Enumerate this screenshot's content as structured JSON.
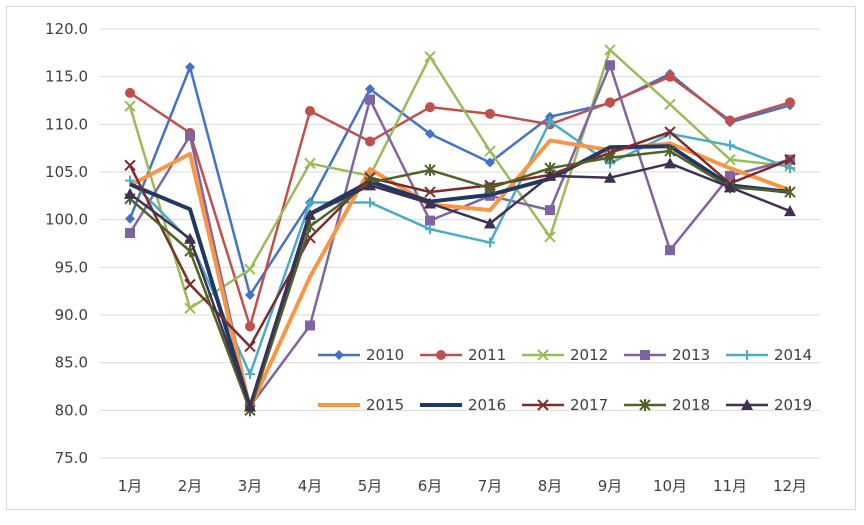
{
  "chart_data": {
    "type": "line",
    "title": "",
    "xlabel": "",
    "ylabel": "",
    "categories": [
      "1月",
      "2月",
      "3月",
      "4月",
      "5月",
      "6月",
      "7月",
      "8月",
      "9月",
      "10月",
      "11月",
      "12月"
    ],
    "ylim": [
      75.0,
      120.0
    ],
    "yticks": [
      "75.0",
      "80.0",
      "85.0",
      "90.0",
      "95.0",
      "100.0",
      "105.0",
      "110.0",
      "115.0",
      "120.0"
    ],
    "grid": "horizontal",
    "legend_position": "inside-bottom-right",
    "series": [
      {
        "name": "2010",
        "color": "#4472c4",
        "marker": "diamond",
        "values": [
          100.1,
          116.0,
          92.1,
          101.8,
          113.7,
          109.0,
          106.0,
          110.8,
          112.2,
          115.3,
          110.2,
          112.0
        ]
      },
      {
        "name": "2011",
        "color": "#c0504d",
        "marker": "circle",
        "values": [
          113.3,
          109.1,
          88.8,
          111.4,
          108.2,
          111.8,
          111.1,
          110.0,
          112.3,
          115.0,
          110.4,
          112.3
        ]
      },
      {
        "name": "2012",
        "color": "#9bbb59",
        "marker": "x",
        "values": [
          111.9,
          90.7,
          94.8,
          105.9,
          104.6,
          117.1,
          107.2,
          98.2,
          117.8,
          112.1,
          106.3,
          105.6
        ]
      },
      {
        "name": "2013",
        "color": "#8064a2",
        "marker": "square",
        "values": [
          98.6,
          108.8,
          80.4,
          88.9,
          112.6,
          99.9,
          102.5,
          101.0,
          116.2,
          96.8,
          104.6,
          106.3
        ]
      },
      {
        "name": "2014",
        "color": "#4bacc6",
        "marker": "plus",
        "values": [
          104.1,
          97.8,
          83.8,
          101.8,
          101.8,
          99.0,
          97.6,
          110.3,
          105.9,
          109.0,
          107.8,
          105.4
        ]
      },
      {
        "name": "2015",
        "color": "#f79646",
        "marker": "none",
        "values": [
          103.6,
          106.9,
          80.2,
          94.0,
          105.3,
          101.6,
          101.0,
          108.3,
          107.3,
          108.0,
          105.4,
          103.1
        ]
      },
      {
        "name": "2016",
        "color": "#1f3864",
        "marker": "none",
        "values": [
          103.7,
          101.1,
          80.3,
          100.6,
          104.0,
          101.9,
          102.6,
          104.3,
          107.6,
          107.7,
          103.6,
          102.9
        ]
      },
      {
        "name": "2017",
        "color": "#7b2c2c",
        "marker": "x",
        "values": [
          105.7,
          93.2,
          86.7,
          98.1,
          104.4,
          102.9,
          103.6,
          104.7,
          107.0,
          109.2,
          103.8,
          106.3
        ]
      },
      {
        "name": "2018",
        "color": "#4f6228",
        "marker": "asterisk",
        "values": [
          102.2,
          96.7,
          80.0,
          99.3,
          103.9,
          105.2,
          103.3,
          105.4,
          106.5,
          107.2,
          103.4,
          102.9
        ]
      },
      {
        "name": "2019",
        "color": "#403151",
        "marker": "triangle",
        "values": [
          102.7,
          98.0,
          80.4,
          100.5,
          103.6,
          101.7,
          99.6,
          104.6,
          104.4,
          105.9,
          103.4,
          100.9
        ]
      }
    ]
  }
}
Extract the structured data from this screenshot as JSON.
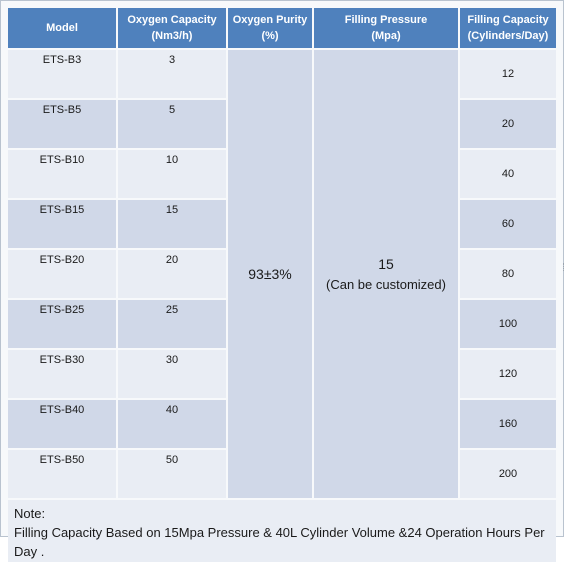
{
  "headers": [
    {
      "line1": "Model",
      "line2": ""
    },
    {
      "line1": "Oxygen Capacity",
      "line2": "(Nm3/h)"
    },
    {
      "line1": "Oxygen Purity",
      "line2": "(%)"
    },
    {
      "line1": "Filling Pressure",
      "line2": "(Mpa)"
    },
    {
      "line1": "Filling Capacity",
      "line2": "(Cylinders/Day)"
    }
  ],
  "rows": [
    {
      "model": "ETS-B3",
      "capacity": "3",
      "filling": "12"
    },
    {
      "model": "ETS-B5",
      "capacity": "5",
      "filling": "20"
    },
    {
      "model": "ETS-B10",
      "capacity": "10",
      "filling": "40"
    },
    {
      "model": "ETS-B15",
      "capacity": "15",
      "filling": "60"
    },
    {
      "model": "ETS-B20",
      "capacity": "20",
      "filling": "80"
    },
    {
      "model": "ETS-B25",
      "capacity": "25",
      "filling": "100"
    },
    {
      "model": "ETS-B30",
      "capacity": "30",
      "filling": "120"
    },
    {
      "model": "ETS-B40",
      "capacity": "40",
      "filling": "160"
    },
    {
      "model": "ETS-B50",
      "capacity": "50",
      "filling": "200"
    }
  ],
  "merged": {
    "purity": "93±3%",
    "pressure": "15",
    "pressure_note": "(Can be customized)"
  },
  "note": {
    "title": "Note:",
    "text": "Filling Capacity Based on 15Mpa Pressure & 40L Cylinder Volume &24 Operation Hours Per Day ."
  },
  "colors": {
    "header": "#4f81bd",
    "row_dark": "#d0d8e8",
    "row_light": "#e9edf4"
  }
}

+--

§ Required work
Of all the lines above, how many contain the word "marker"? Give the number and nothing else.

§ Solution to this exercise
10